* _WHAT TO WORK ON_: Reproduce each record exactly.

* _EXCERPTED DATA_:
## Begin
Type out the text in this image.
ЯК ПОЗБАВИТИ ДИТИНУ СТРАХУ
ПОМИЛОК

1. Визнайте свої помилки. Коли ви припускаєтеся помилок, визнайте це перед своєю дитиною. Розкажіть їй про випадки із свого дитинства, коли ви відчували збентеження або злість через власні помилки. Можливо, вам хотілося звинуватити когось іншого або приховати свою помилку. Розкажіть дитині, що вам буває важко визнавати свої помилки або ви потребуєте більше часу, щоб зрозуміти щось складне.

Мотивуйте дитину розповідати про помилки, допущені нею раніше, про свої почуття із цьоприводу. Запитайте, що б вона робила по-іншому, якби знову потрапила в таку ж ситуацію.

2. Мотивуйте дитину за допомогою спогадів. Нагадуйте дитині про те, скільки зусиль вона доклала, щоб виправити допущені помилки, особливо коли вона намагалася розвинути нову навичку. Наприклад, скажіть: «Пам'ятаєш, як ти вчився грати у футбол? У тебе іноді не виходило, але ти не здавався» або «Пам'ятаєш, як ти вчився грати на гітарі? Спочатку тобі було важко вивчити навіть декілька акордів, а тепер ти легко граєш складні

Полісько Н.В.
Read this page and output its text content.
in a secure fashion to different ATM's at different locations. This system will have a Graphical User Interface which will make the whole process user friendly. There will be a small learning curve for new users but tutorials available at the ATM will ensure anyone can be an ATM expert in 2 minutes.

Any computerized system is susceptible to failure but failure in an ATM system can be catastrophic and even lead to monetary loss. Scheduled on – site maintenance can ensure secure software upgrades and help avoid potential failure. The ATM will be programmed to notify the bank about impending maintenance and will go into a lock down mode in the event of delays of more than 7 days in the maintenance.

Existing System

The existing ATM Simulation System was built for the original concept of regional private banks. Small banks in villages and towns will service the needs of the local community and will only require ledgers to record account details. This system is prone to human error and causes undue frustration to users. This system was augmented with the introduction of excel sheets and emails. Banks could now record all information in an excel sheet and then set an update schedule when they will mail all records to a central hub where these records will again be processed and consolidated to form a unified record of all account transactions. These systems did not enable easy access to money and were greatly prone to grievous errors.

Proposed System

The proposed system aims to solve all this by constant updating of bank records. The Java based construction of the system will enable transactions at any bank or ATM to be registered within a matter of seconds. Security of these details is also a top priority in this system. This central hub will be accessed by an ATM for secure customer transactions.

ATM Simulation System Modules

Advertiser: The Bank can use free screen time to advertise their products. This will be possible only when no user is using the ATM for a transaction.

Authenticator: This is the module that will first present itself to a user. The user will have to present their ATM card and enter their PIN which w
## End
* _EXERCISE OUTPUT_:
Type out the text in this image.
ЯК ПОЗБАВИТИ ДИТИНУ СТРАХУ
ПОМИЛОК

1. Визнайте свої помилки. Коли ви припускаєтеся помилок, визнайте це перед своєю дитиною. Розкажіть їй про випадки із свого дитинства, коли ви відчували збентеження або злість через власні помилки. Можливо, вам хотілося звинуватити когось іншого або приховати свою помилку. Розкажіть дитині, що вам буває важко визнавати свої помилки або ви потребуєте більше часу, щоб зрозуміти щось складне.

Мотивуйте дитину розповідати про помилки, допущені нею раніше, про свої почуття із цьоприводу. Запитайте, що б вона робила по-іншому, якби знову потрапила в таку ж ситуацію.

2. Мотивуйте дитину за допомогою спогадів. Нагадуйте дитині про те, скільки зусиль вона доклала, щоб виправити допущені помилки, особливо коли вона намагалася розвинути нову навичку. Наприклад, скажіть: «Пам'ятаєш, як ти вчився грати у футбол? У тебе іноді не виходило, але ти не здавався» або «Пам'ятаєш, як ти вчився грати на гітарі? Спочатку тобі було важко вивчити навіть декілька акордів, а тепер ти легко граєш складні

Полісько Н.В.
Read this page and output its text content.
in a secure fashion to different ATM's at different locations. This system will have a Graphical User Interface which will make the whole process user friendly. There will be a small learning curve for new users but tutorials available at the ATM will ensure anyone can be an ATM expert in 2 minutes.

Any computerized system is susceptible to failure but failure in an ATM system can be catastrophic and even lead to monetary loss. Scheduled on – site maintenance can ensure secure software upgrades and help avoid potential failure. The ATM will be programmed to notify the bank about impending maintenance and will go into a lock down mode in the event of delays of more than 7 days in the maintenance.

Existing System

The existing ATM Simulation System was built for the original concept of regional private banks. Small banks in villages and towns will service the needs of the local community and will only require ledgers to record account details. This system is prone to human error and causes undue frustration to users. This system was augmented with the introduction of excel sheets and emails. Banks could now record all information in an excel sheet and then set an update schedule when they will mail all records to a central hub where these records will again be processed and consolidated to form a unified record of all account transactions. These systems did not enable easy access to money and were greatly prone to grievous errors.

Proposed System

The proposed system aims to solve all this by constant updating of bank records. The Java based construction of the system will enable transactions at any bank or ATM to be registered within a matter of seconds. Security of these details is also a top priority in this system. This central hub will be accessed by an ATM for secure customer transactions.

ATM Simulation System Modules

Advertiser: The Bank can use free screen time to advertise their products. This will be possible only when no user is using the ATM for a transaction.

Authenticator: This is the module that will first present itself to a user. The user will have to present their ATM card and enter their PIN which w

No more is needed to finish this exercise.